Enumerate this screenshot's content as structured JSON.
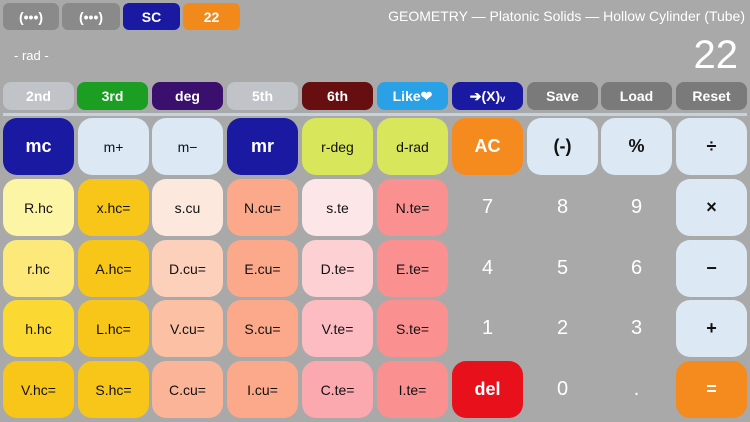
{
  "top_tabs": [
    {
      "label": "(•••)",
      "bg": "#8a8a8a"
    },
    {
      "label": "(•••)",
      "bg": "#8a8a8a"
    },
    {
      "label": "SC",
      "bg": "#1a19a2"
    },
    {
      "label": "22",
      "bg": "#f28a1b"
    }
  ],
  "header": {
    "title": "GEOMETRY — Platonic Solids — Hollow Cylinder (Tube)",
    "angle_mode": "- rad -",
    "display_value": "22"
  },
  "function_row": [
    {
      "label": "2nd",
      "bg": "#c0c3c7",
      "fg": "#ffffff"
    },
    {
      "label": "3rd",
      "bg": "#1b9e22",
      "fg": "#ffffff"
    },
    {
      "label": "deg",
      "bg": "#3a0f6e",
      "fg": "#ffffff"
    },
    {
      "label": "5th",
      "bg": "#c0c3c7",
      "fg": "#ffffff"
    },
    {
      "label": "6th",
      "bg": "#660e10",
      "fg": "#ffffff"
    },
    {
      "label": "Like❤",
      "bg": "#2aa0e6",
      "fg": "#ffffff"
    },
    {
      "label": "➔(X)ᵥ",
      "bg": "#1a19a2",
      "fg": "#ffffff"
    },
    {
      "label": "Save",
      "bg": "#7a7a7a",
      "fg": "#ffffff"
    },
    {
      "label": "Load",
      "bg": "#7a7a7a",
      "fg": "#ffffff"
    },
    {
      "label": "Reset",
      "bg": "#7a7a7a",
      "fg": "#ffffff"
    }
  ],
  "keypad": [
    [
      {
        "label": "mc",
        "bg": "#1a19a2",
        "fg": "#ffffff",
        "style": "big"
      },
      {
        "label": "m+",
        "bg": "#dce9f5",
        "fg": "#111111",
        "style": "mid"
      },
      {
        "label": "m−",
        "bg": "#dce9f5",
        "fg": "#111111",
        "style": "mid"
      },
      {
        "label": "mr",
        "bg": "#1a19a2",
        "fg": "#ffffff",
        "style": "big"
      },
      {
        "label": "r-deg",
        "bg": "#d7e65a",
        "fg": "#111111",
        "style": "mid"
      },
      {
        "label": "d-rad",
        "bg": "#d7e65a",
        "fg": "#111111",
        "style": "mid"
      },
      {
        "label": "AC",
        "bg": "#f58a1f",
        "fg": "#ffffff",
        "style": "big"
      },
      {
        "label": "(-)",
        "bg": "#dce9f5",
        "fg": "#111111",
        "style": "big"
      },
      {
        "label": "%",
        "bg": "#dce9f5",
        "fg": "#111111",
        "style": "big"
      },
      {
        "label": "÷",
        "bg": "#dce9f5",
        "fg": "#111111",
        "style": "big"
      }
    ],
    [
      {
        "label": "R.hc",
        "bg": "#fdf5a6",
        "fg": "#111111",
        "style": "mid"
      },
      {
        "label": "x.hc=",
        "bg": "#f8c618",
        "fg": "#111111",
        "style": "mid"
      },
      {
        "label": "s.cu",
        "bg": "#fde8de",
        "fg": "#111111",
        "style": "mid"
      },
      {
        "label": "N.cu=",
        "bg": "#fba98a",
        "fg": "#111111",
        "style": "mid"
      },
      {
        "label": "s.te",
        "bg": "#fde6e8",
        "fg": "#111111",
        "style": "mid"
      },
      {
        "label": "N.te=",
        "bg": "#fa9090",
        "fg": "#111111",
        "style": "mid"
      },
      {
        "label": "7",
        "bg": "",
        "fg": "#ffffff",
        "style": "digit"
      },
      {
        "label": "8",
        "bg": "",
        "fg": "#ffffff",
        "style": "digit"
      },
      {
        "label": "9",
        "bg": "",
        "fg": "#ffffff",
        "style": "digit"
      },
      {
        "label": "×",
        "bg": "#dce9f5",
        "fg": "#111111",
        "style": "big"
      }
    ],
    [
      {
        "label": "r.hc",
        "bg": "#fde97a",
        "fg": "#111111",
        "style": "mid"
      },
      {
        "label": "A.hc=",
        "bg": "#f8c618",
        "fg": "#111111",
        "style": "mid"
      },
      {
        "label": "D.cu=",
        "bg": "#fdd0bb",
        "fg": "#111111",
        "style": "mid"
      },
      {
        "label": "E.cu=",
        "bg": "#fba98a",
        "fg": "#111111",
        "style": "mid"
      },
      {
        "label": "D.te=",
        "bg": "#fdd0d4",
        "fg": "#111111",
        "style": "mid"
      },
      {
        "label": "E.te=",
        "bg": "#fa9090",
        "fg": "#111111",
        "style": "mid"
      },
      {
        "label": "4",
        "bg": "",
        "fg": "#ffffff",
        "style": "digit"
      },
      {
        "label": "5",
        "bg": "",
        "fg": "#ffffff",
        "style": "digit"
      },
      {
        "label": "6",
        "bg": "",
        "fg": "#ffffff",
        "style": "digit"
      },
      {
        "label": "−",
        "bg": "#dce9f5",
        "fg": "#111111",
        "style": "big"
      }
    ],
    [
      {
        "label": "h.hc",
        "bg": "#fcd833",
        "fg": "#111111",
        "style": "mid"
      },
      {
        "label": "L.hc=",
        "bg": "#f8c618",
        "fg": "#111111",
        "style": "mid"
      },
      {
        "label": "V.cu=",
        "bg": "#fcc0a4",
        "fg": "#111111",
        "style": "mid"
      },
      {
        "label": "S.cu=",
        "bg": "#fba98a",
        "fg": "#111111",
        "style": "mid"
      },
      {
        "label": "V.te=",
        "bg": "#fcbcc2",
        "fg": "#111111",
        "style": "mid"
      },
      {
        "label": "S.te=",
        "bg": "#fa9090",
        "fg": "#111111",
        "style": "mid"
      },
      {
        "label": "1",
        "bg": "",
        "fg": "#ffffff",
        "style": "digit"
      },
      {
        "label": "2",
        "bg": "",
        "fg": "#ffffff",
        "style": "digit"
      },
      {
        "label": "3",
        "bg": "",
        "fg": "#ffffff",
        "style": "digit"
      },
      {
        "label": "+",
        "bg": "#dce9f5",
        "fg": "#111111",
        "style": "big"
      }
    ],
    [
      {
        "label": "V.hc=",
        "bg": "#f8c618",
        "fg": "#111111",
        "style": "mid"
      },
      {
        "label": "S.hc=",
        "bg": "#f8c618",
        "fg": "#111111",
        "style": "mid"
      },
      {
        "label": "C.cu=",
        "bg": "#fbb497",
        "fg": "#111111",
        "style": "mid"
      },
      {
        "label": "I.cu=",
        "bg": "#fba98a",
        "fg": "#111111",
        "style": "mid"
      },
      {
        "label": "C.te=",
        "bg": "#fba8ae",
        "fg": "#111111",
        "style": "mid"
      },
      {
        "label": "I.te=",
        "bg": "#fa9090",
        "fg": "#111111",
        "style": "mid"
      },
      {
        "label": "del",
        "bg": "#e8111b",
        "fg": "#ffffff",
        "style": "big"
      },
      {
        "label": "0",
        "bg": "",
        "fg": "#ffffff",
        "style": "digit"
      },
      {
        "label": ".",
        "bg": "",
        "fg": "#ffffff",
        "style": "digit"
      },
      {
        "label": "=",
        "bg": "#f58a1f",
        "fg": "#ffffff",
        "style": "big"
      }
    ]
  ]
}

++++++++++++++++++++

Apart from the pictures, the entries above are to be repeated in full and exactly.

Enumerate this screenshot's content as structured JSON.
{
  "top_tabs": [
    {
      "label": "(•••)",
      "bg": "#8a8a8a"
    },
    {
      "label": "(•••)",
      "bg": "#8a8a8a"
    },
    {
      "label": "SC",
      "bg": "#1a19a2"
    },
    {
      "label": "22",
      "bg": "#f28a1b"
    }
  ],
  "header": {
    "title": "GEOMETRY — Platonic Solids — Hollow Cylinder (Tube)",
    "angle_mode": "- rad -",
    "display_value": "22"
  },
  "function_row": [
    {
      "label": "2nd",
      "bg": "#c0c3c7",
      "fg": "#ffffff"
    },
    {
      "label": "3rd",
      "bg": "#1b9e22",
      "fg": "#ffffff"
    },
    {
      "label": "deg",
      "bg": "#3a0f6e",
      "fg": "#ffffff"
    },
    {
      "label": "5th",
      "bg": "#c0c3c7",
      "fg": "#ffffff"
    },
    {
      "label": "6th",
      "bg": "#660e10",
      "fg": "#ffffff"
    },
    {
      "label": "Like❤",
      "bg": "#2aa0e6",
      "fg": "#ffffff"
    },
    {
      "label": "➔(X)ᵥ",
      "bg": "#1a19a2",
      "fg": "#ffffff"
    },
    {
      "label": "Save",
      "bg": "#7a7a7a",
      "fg": "#ffffff"
    },
    {
      "label": "Load",
      "bg": "#7a7a7a",
      "fg": "#ffffff"
    },
    {
      "label": "Reset",
      "bg": "#7a7a7a",
      "fg": "#ffffff"
    }
  ],
  "keypad": [
    [
      {
        "label": "mc",
        "bg": "#1a19a2",
        "fg": "#ffffff",
        "style": "big"
      },
      {
        "label": "m+",
        "bg": "#dce9f5",
        "fg": "#111111",
        "style": "mid"
      },
      {
        "label": "m−",
        "bg": "#dce9f5",
        "fg": "#111111",
        "style": "mid"
      },
      {
        "label": "mr",
        "bg": "#1a19a2",
        "fg": "#ffffff",
        "style": "big"
      },
      {
        "label": "r-deg",
        "bg": "#d7e65a",
        "fg": "#111111",
        "style": "mid"
      },
      {
        "label": "d-rad",
        "bg": "#d7e65a",
        "fg": "#111111",
        "style": "mid"
      },
      {
        "label": "AC",
        "bg": "#f58a1f",
        "fg": "#ffffff",
        "style": "big"
      },
      {
        "label": "(-)",
        "bg": "#dce9f5",
        "fg": "#111111",
        "style": "big"
      },
      {
        "label": "%",
        "bg": "#dce9f5",
        "fg": "#111111",
        "style": "big"
      },
      {
        "label": "÷",
        "bg": "#dce9f5",
        "fg": "#111111",
        "style": "big"
      }
    ],
    [
      {
        "label": "R.hc",
        "bg": "#fdf5a6",
        "fg": "#111111",
        "style": "mid"
      },
      {
        "label": "x.hc=",
        "bg": "#f8c618",
        "fg": "#111111",
        "style": "mid"
      },
      {
        "label": "s.cu",
        "bg": "#fde8de",
        "fg": "#111111",
        "style": "mid"
      },
      {
        "label": "N.cu=",
        "bg": "#fba98a",
        "fg": "#111111",
        "style": "mid"
      },
      {
        "label": "s.te",
        "bg": "#fde6e8",
        "fg": "#111111",
        "style": "mid"
      },
      {
        "label": "N.te=",
        "bg": "#fa9090",
        "fg": "#111111",
        "style": "mid"
      },
      {
        "label": "7",
        "bg": "",
        "fg": "#ffffff",
        "style": "digit"
      },
      {
        "label": "8",
        "bg": "",
        "fg": "#ffffff",
        "style": "digit"
      },
      {
        "label": "9",
        "bg": "",
        "fg": "#ffffff",
        "style": "digit"
      },
      {
        "label": "×",
        "bg": "#dce9f5",
        "fg": "#111111",
        "style": "big"
      }
    ],
    [
      {
        "label": "r.hc",
        "bg": "#fde97a",
        "fg": "#111111",
        "style": "mid"
      },
      {
        "label": "A.hc=",
        "bg": "#f8c618",
        "fg": "#111111",
        "style": "mid"
      },
      {
        "label": "D.cu=",
        "bg": "#fdd0bb",
        "fg": "#111111",
        "style": "mid"
      },
      {
        "label": "E.cu=",
        "bg": "#fba98a",
        "fg": "#111111",
        "style": "mid"
      },
      {
        "label": "D.te=",
        "bg": "#fdd0d4",
        "fg": "#111111",
        "style": "mid"
      },
      {
        "label": "E.te=",
        "bg": "#fa9090",
        "fg": "#111111",
        "style": "mid"
      },
      {
        "label": "4",
        "bg": "",
        "fg": "#ffffff",
        "style": "digit"
      },
      {
        "label": "5",
        "bg": "",
        "fg": "#ffffff",
        "style": "digit"
      },
      {
        "label": "6",
        "bg": "",
        "fg": "#ffffff",
        "style": "digit"
      },
      {
        "label": "−",
        "bg": "#dce9f5",
        "fg": "#111111",
        "style": "big"
      }
    ],
    [
      {
        "label": "h.hc",
        "bg": "#fcd833",
        "fg": "#111111",
        "style": "mid"
      },
      {
        "label": "L.hc=",
        "bg": "#f8c618",
        "fg": "#111111",
        "style": "mid"
      },
      {
        "label": "V.cu=",
        "bg": "#fcc0a4",
        "fg": "#111111",
        "style": "mid"
      },
      {
        "label": "S.cu=",
        "bg": "#fba98a",
        "fg": "#111111",
        "style": "mid"
      },
      {
        "label": "V.te=",
        "bg": "#fcbcc2",
        "fg": "#111111",
        "style": "mid"
      },
      {
        "label": "S.te=",
        "bg": "#fa9090",
        "fg": "#111111",
        "style": "mid"
      },
      {
        "label": "1",
        "bg": "",
        "fg": "#ffffff",
        "style": "digit"
      },
      {
        "label": "2",
        "bg": "",
        "fg": "#ffffff",
        "style": "digit"
      },
      {
        "label": "3",
        "bg": "",
        "fg": "#ffffff",
        "style": "digit"
      },
      {
        "label": "+",
        "bg": "#dce9f5",
        "fg": "#111111",
        "style": "big"
      }
    ],
    [
      {
        "label": "V.hc=",
        "bg": "#f8c618",
        "fg": "#111111",
        "style": "mid"
      },
      {
        "label": "S.hc=",
        "bg": "#f8c618",
        "fg": "#111111",
        "style": "mid"
      },
      {
        "label": "C.cu=",
        "bg": "#fbb497",
        "fg": "#111111",
        "style": "mid"
      },
      {
        "label": "I.cu=",
        "bg": "#fba98a",
        "fg": "#111111",
        "style": "mid"
      },
      {
        "label": "C.te=",
        "bg": "#fba8ae",
        "fg": "#111111",
        "style": "mid"
      },
      {
        "label": "I.te=",
        "bg": "#fa9090",
        "fg": "#111111",
        "style": "mid"
      },
      {
        "label": "del",
        "bg": "#e8111b",
        "fg": "#ffffff",
        "style": "big"
      },
      {
        "label": "0",
        "bg": "",
        "fg": "#ffffff",
        "style": "digit"
      },
      {
        "label": ".",
        "bg": "",
        "fg": "#ffffff",
        "style": "digit"
      },
      {
        "label": "=",
        "bg": "#f58a1f",
        "fg": "#ffffff",
        "style": "big"
      }
    ]
  ]
}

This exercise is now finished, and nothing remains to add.